__Problem to work on__:
Without the pictures, return each record as it appears.

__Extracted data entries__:
--------
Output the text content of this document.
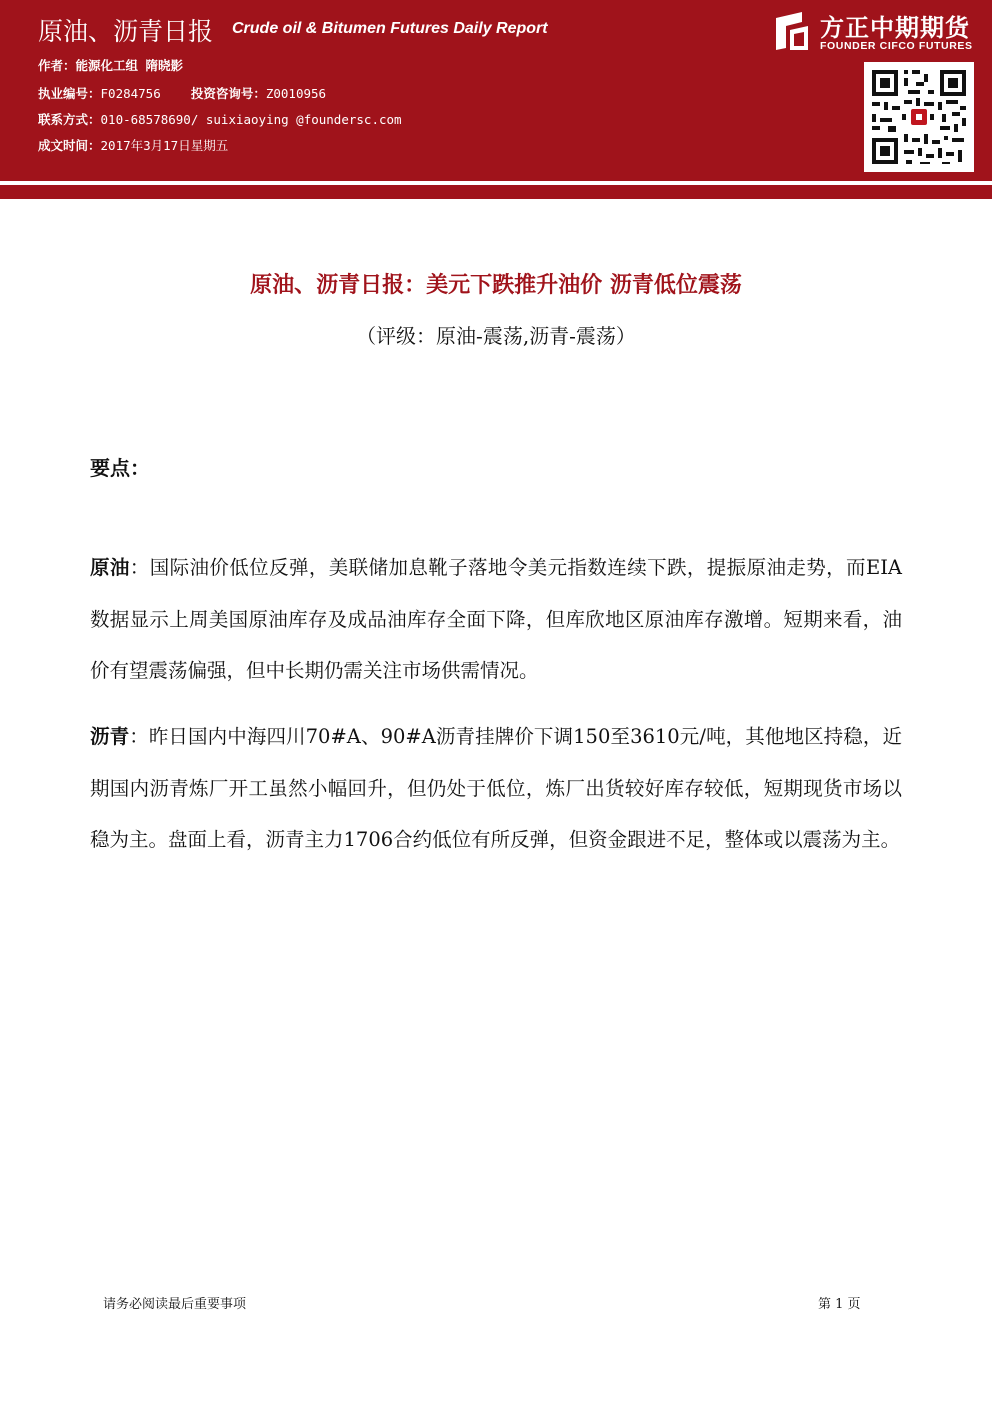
原油、沥青日报 Crude oil & Bitumen Futures Daily Report
作者：能源化工组 隋晓影
执业编号：F0284756 投资咨询号：Z0010956
联系方式：010-68578690/ suixiaoying @foundersc.com
成文时间：2017年3月17日星期五
方正中期期货
FOUNDER CIFCO FUTURES
原油、沥青日报：美元下跌推升油价 沥青低位震荡
（评级：原油-震荡,沥青-震荡）
要点：
原油：国际油价低位反弹，美联储加息靴子落地令美元指数连续下跌，提振原油走势，而EIA数据显示上周美国原油库存及成品油库存全面下降，但库欣地区原油库存激增。短期来看，油价有望震荡偏强，但中长期仍需关注市场供需情况。
沥青：昨日国内中海四川70#A、90#A沥青挂牌价下调150至3610元/吨，其他地区持稳，近期国内沥青炼厂开工虽然小幅回升，但仍处于低位，炼厂出货较好库存较低，短期现货市场以稳为主。盘面上看，沥青主力1706合约低位有所反弹，但资金跟进不足，整体或以震荡为主。
请务必阅读最后重要事项	第 1 页
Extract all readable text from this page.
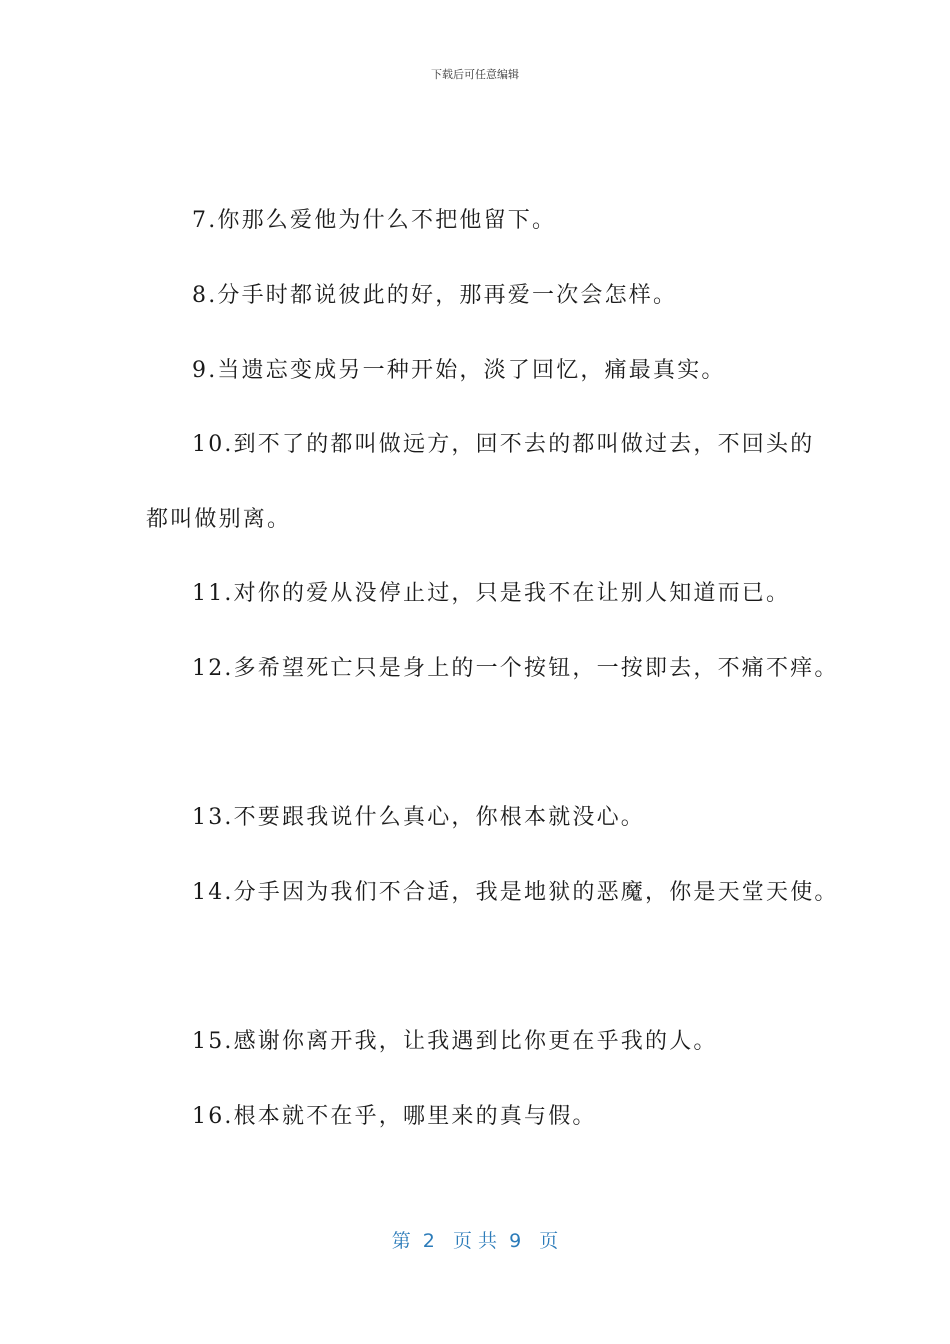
下载后可任意编辑
7.你那么爱他为什么不把他留下。
8.分手时都说彼此的好，那再爱一次会怎样。
9.当遗忘变成另一种开始，淡了回忆，痛最真实。
10.到不了的都叫做远方，回不去的都叫做过去，不回头的
都叫做别离。
11.对你的爱从没停止过，只是我不在让别人知道而已。
12.多希望死亡只是身上的一个按钮，一按即去，不痛不痒。
13.不要跟我说什么真心，你根本就没心。
14.分手因为我们不合适，我是地狱的恶魔，你是天堂天使。
15.感谢你离开我，让我遇到比你更在乎我的人。
16.根本就不在乎，哪里来的真与假。
第  2   页 共  9   页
--------
__Answer to this exercise__:
Output the text content of this document.
原油、沥青日报 Crude oil & Bitumen Futures Daily Report
作者：能源化工组 隋晓影
执业编号：F0284756 投资咨询号：Z0010956
联系方式：010-68578690/ suixiaoying @foundersc.com
成文时间：2017年3月17日星期五
方正中期期货
FOUNDER CIFCO FUTURES
原油、沥青日报：美元下跌推升油价 沥青低位震荡
（评级：原油-震荡,沥青-震荡）
要点：
原油：国际油价低位反弹，美联储加息靴子落地令美元指数连续下跌，提振原油走势，而EIA数据显示上周美国原油库存及成品油库存全面下降，但库欣地区原油库存激增。短期来看，油价有望震荡偏强，但中长期仍需关注市场供需情况。
沥青：昨日国内中海四川70#A、90#A沥青挂牌价下调150至3610元/吨，其他地区持稳，近期国内沥青炼厂开工虽然小幅回升，但仍处于低位，炼厂出货较好库存较低，短期现货市场以稳为主。盘面上看，沥青主力1706合约低位有所反弹，但资金跟进不足，整体或以震荡为主。
请务必阅读最后重要事项	第 1 页
Extract all readable text from this page.
下载后可任意编辑
7.你那么爱他为什么不把他留下。
8.分手时都说彼此的好，那再爱一次会怎样。
9.当遗忘变成另一种开始，淡了回忆，痛最真实。
10.到不了的都叫做远方，回不去的都叫做过去，不回头的
都叫做别离。
11.对你的爱从没停止过，只是我不在让别人知道而已。
12.多希望死亡只是身上的一个按钮，一按即去，不痛不痒。
13.不要跟我说什么真心，你根本就没心。
14.分手因为我们不合适，我是地狱的恶魔，你是天堂天使。
15.感谢你离开我，让我遇到比你更在乎我的人。
16.根本就不在乎，哪里来的真与假。
第  2   页 共  9   页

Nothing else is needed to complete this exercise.